**Written problem**
Look through the records below, and copy out every line that holds the string "dimulai".

**Extracted records**

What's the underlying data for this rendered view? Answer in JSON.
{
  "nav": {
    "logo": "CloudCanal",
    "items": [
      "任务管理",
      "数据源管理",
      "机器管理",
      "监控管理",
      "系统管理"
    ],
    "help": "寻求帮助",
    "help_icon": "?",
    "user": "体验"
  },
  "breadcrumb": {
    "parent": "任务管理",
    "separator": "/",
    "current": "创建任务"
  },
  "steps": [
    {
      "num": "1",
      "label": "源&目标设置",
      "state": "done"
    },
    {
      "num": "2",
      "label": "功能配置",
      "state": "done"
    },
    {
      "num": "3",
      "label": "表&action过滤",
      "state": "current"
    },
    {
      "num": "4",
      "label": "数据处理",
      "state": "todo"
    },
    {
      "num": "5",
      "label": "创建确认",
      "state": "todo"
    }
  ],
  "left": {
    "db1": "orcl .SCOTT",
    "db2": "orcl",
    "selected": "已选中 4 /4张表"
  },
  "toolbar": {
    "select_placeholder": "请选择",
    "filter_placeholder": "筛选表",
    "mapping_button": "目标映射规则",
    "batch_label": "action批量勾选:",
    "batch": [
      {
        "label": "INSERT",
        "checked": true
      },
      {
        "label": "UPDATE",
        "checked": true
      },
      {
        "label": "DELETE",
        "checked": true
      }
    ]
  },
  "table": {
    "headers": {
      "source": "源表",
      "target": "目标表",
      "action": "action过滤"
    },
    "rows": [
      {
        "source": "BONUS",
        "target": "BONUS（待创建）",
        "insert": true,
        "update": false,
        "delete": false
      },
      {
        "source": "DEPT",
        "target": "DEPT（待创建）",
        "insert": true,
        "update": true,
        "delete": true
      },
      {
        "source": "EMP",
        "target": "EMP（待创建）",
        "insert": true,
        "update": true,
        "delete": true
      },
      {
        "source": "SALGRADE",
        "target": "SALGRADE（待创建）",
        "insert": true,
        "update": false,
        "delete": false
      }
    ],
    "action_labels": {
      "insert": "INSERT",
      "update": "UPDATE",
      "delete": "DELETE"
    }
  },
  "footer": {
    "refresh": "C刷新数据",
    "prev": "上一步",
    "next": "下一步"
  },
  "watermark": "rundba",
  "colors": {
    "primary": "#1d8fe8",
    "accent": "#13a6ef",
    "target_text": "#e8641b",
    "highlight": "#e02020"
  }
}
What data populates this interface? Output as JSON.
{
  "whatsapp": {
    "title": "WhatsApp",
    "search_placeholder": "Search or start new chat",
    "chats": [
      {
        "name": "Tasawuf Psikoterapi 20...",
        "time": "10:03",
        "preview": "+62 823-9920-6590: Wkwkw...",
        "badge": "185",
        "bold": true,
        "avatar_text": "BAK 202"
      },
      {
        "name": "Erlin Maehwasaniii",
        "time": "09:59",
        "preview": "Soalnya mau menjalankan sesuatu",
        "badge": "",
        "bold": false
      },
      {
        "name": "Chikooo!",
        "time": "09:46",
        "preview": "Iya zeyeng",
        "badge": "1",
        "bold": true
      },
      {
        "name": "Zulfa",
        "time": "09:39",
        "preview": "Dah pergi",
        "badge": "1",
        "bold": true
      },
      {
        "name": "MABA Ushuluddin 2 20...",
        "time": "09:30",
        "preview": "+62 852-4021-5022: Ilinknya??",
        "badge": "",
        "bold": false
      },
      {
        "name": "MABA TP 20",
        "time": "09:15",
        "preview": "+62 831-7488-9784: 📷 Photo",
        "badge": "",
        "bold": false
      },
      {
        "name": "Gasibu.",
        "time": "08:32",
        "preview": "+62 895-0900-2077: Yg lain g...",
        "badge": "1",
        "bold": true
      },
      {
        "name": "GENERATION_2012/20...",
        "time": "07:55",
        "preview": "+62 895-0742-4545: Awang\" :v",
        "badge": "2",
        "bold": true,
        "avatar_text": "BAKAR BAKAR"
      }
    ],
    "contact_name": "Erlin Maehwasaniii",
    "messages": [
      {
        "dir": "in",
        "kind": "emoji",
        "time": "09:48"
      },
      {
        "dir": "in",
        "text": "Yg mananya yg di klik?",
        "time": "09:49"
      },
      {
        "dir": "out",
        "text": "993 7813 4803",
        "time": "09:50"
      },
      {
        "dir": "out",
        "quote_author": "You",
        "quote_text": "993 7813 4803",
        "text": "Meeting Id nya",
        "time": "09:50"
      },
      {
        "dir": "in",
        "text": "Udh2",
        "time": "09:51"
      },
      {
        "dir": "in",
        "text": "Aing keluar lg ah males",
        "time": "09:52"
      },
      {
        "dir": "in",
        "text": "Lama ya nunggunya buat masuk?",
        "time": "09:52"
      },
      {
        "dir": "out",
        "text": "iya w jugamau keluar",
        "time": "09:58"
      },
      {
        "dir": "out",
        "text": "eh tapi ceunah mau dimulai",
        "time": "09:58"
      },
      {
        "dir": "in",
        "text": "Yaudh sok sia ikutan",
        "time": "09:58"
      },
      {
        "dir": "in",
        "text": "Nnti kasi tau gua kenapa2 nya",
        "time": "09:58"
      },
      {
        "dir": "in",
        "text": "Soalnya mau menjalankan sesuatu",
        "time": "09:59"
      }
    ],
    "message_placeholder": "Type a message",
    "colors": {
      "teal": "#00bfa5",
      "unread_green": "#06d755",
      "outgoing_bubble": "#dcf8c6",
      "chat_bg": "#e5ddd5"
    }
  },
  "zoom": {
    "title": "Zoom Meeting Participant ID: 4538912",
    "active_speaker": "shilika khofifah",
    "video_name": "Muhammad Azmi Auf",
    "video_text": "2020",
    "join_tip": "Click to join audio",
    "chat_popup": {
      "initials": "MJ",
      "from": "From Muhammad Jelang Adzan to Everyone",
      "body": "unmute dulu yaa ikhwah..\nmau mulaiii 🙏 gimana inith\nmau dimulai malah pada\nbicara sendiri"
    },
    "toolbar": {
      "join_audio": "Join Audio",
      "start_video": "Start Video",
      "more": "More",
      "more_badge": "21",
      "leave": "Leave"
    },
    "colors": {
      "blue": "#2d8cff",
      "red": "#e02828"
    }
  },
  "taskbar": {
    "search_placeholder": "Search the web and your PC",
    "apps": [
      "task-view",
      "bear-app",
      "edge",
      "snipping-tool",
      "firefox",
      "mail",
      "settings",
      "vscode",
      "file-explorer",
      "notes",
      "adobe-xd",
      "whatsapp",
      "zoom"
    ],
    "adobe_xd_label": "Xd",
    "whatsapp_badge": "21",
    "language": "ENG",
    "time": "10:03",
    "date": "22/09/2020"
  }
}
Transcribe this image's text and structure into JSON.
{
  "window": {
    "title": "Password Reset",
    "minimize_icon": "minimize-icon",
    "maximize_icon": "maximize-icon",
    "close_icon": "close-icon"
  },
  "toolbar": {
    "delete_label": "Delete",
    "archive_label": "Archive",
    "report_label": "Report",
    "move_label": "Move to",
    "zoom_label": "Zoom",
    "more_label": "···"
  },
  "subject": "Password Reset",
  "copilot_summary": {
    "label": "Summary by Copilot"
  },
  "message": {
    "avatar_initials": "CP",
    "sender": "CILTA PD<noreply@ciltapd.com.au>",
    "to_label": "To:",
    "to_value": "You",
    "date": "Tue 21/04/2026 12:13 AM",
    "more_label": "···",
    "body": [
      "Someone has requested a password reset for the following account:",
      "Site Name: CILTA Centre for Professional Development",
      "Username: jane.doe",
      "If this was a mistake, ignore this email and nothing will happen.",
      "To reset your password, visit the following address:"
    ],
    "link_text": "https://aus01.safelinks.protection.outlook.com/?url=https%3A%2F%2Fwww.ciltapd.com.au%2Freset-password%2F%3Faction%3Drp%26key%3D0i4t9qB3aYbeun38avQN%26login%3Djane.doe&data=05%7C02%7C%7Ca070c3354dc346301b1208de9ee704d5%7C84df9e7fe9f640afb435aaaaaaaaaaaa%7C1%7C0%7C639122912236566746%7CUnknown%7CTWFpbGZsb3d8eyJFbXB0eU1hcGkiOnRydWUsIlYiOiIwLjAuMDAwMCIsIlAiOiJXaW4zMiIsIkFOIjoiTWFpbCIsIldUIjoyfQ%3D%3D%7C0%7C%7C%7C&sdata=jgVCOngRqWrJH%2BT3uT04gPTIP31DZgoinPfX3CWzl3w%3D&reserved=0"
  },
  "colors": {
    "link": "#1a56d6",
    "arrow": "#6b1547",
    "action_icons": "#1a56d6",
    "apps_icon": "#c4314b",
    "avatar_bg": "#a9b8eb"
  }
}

**Exercise result**
        "text": "eh tapi ceunah mau dimulai",
      "body": "unmute dulu yaa ikhwah..\nmau mulaiii 🙏 gimana inith\nmau dimulai malah pada\nbicara sendiri"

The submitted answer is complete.